Stored records:

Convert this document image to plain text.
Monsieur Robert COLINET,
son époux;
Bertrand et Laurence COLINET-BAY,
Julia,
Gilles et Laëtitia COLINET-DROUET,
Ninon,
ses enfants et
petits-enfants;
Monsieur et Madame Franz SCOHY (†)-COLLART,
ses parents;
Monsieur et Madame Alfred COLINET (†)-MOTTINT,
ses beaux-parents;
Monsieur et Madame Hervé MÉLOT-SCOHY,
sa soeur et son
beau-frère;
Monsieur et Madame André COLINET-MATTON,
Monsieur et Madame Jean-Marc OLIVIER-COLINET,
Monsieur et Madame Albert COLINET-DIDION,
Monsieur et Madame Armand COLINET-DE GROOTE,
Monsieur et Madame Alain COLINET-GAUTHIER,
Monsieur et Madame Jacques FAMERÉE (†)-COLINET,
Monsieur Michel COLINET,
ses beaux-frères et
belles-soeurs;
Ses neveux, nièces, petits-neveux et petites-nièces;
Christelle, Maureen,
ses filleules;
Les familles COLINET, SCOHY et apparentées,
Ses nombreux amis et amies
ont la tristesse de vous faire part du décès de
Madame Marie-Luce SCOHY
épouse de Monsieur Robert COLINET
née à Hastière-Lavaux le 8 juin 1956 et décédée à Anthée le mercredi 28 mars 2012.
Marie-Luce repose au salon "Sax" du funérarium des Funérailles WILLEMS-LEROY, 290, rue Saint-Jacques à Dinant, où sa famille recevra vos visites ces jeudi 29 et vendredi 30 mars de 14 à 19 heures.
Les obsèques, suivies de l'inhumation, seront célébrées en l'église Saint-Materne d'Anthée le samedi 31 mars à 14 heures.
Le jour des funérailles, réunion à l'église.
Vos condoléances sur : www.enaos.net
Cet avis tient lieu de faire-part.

▶ [What is being asked] Read the lines above. Gather those in which the string "Robert" is found.

▶ [Reply to the task]
Monsieur Robert COLINET,
épouse de Monsieur Robert COLINET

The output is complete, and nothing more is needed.